::: Document excerpt

Holy Trinity Russian Orthodox Church is a church of the Patriarchal Parishes in the USA of the Russian Orthodox Church, located in the Dunbar neighborhood of Baltimore, Maryland. The church was founded by ethnic Russian immigrants from Belarus.

==History==
The founders of Holy Trinity were ethnic Russians and Russian-speakers who immigrated from the Russian Empire, including areas that are now Belarus, Poland, and Ukraine. The church building was constructed sometime before or after the Civil War to serve a Methodist congregation. During the 1890s, the church building was acquired by Lutherans and served as a Lutheran church until it was purchased by the Russian émigré community on February 9, 1919. The attendance started to decline in numbers after the 1930s due to many Russian-Americans in Baltimore moving to the suburbs, leaving a smaller, aging congregation.

::::::
::: Record extracts

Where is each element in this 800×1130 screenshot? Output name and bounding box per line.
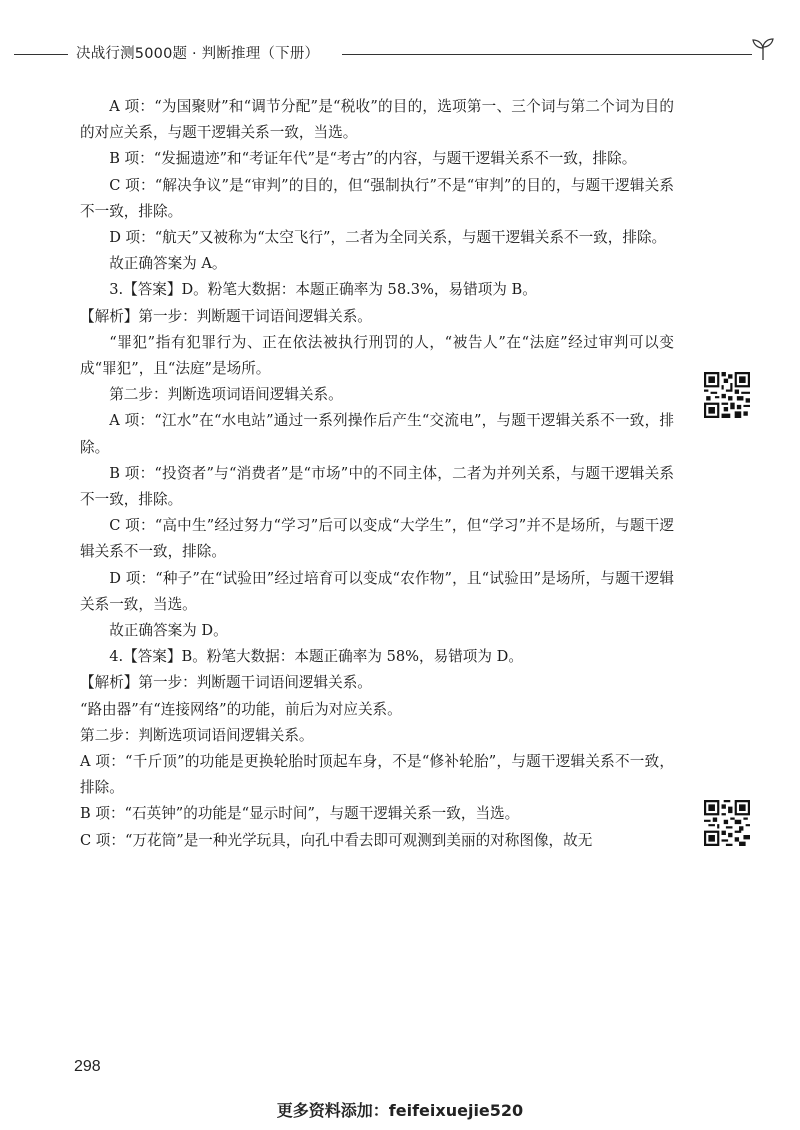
book-title: 决战行测5000题 · 判断推理（下册）	[76, 46, 320, 62]
paragraph-option-c: C 项：“高中生”经过努力“学习”后可以变成“大学生”，但“学习”并不是场所，与题干逻辑关系不一致，排除。	[80, 517, 674, 561]
paragraph-conclusion: 故正确答案为 A。	[109, 255, 227, 273]
paragraph-option-d: D 项：“航天”又被称为“太空飞行”，二者为全同关系，与题干逻辑关系不一致，排除。	[109, 229, 667, 247]
answer-heading-q4: 4.【答案】B。粉笔大数据：本题正确率为 58%，易错项为 D。	[109, 648, 523, 666]
paragraph-option-a: A 项：“江水”在“水电站”通过一系列操作后产生“交流电”，与题干逻辑关系不一致，排除。	[80, 412, 674, 456]
answer-heading-q3: 3.【答案】D。粉笔大数据：本题正确率为 58.3%，易错项为 B。	[109, 281, 537, 299]
paragraph-stem-relation: “路由器”有“连接网络”的功能，前后为对应关系。	[80, 700, 402, 718]
paragraph-stem-relation: “罪犯”指有犯罪行为、正在依法被执行刑罚的人，“被告人”在“法庭”经过审判可以变成“罪犯”，且“法庭”是场所。	[80, 333, 674, 378]
paragraph-option-d: D 项：“种子”在“试验田”经过培育可以变成“农作物”，且“试验田”是场所，与题干逻辑关系一致，当选。	[80, 569, 674, 613]
paragraph-option-c: C 项：“解决争议”是“审判”的目的，但“强制执行”不是“审判”的目的，与题干逻辑关系不一致，排除。	[80, 176, 674, 220]
paragraph-option-b: B 项：“石英钟”的功能是“显示时间”，与题干逻辑关系一致，当选。	[80, 805, 520, 823]
analysis-step-two: 第二步：判断选项词语间逻辑关系。	[80, 726, 314, 744]
qr-code-icon[interactable]	[704, 800, 750, 846]
paragraph-conclusion: 故正确答案为 D。	[109, 622, 228, 640]
paragraph-option-a: A 项：“千斤顶”的功能是更换轮胎时顶起车身，不是“修补轮胎”，与题干逻辑关系不一致，排除。	[80, 753, 674, 797]
page-header	[14, 34, 774, 74]
header-rule-left	[14, 54, 68, 55]
analysis-step-one: 【解析】第一步：判断题干词语间逻辑关系。	[80, 307, 372, 325]
page-number: 298	[74, 1058, 101, 1075]
sprout-icon	[750, 36, 776, 62]
analysis-step-one: 【解析】第一步：判断题干词语间逻辑关系。	[80, 674, 372, 692]
paragraph-option-b: B 项：“发掘遗迹”和“考证年代”是“考古”的内容，与题干逻辑关系不一致，排除。	[109, 150, 637, 168]
analysis-step-two: 第二步：判断选项词语间逻辑关系。	[109, 386, 343, 404]
paragraph-option-c: C 项：“万花筒”是一种光学玩具，向孔中看去即可观测到美丽的对称图像，故无	[80, 831, 593, 849]
answer-explanations	[80, 94, 674, 854]
header-rule-right	[342, 54, 752, 55]
paragraph-option-a: A 项：“为国聚财”和“调节分配”是“税收”的目的，选项第一、三个词与第二个词为目的的对应关系，与题干逻辑关系一致，当选。	[80, 98, 674, 142]
qr-code-icon[interactable]	[704, 372, 750, 418]
paragraph-option-b: B 项：“投资者”与“消费者”是“市场”中的不同主体，二者为并列关系，与题干逻辑关系不一致，排除。	[80, 464, 674, 509]
footer-note: 更多资料添加：feifeixuejie520	[276, 1101, 524, 1120]
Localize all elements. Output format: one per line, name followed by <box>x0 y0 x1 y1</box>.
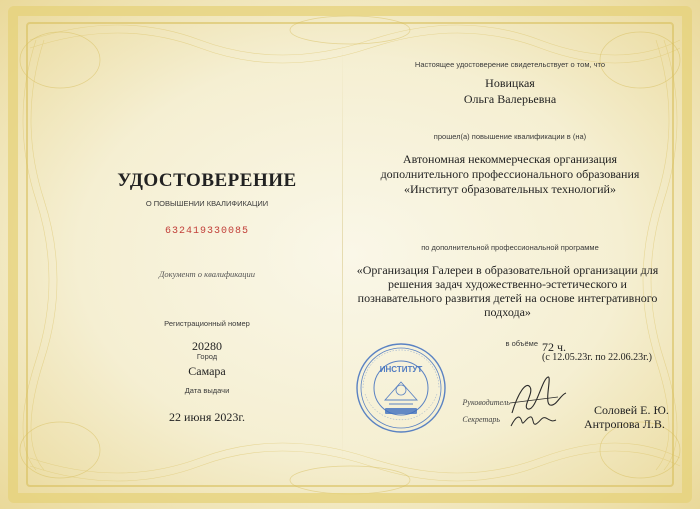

::::::

- **Tasks and exercises**
[a] In the Holy Trinity church text, on what date did the Russian émigré community buy the church building?
[b] Write the next part of the Holy Trinity church text, picking up right after its last sentence.

- **Answer list**
[a] February 9, 1919.

[b]
More recent members of the church have largely been immigrants from Eastern European and Central Asian countries of the former Soviet Union, the majority of parishioners being Russians, Ukrainians, Belarusians, Georgians, Romanians, Uzbeks, and Tajiks. Other members of the church include Black Americans and white Americans as well. At least 10 different languages are spoken by parishioners.

The church holds an annual Russian Festival in order to celebrate Baltimore's Russian heritage.